- Task goal: Find the string "scatter" in the data, then copy every line where it is found.

- Data for this exercise:
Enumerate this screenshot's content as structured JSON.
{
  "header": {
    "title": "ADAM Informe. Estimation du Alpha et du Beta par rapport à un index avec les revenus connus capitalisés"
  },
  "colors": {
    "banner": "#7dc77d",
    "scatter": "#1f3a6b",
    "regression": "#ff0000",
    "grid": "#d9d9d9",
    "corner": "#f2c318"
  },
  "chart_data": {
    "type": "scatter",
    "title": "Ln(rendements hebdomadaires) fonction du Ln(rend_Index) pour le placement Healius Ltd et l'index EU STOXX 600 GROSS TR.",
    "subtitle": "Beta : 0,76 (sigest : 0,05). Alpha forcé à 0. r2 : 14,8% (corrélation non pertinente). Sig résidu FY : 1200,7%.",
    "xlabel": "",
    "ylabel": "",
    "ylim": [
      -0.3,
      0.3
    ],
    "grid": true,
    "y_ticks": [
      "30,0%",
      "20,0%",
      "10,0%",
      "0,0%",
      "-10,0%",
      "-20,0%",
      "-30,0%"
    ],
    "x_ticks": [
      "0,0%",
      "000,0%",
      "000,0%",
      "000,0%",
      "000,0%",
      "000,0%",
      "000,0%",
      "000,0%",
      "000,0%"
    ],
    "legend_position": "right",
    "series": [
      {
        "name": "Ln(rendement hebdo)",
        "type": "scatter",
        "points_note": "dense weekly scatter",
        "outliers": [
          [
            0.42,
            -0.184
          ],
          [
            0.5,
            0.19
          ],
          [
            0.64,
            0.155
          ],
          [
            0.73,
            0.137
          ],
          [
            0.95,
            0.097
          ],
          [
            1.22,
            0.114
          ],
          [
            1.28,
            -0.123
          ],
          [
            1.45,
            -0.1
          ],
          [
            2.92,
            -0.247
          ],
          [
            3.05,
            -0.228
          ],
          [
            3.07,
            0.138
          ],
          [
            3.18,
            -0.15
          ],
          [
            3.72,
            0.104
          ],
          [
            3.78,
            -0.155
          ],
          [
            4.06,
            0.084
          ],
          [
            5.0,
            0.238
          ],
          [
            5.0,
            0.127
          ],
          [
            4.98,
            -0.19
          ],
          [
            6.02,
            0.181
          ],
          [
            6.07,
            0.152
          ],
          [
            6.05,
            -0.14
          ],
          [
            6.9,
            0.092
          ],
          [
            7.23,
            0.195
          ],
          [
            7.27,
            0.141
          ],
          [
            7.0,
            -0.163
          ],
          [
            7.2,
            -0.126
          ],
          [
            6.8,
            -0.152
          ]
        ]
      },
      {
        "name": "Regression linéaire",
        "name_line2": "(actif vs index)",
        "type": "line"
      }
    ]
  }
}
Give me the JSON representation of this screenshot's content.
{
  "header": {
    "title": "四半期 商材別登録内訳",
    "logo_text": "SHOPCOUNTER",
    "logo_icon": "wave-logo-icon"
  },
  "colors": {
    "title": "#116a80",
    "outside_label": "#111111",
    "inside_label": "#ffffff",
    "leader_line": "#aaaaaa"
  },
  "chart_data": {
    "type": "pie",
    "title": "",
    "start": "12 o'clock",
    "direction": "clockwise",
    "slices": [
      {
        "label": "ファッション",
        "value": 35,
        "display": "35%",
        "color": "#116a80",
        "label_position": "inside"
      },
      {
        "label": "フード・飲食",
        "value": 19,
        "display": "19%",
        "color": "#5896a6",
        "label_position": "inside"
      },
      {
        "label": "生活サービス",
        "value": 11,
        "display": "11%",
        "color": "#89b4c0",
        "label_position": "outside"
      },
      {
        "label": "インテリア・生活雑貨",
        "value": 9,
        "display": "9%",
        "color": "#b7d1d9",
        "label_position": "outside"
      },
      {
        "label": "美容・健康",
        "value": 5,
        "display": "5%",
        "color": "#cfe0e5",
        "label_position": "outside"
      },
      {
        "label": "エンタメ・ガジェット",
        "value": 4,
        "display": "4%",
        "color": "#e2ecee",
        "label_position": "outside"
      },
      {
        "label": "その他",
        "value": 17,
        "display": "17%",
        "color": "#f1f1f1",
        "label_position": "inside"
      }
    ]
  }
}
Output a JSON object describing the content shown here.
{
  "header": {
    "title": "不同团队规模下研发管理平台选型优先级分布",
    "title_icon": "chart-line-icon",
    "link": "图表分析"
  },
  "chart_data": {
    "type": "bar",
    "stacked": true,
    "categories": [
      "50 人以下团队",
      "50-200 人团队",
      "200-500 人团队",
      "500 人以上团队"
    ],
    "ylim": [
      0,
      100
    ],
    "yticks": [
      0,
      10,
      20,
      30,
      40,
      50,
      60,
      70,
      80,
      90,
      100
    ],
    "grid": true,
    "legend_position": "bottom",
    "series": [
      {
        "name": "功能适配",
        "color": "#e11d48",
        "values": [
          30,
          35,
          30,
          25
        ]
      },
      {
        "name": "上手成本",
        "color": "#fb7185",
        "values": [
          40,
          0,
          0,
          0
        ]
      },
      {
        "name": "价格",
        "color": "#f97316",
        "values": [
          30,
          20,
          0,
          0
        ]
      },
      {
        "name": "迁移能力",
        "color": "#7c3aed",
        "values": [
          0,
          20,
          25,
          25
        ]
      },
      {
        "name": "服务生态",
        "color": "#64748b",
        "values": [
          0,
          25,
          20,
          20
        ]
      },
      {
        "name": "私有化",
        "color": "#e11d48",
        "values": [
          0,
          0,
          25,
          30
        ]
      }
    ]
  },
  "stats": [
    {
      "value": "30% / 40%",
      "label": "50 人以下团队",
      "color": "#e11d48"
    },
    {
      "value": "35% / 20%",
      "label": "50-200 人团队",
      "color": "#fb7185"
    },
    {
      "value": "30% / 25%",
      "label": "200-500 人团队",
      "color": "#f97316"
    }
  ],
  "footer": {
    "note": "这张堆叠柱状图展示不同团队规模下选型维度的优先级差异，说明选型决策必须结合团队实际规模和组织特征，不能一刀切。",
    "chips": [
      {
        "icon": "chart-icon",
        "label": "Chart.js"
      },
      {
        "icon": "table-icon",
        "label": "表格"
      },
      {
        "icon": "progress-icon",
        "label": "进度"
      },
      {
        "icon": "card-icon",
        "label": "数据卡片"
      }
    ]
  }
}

- Expected output:
    "scatter": "#1f3a6b",
    "type": "scatter",
        "type": "scatter",
        "points_note": "dense weekly scatter",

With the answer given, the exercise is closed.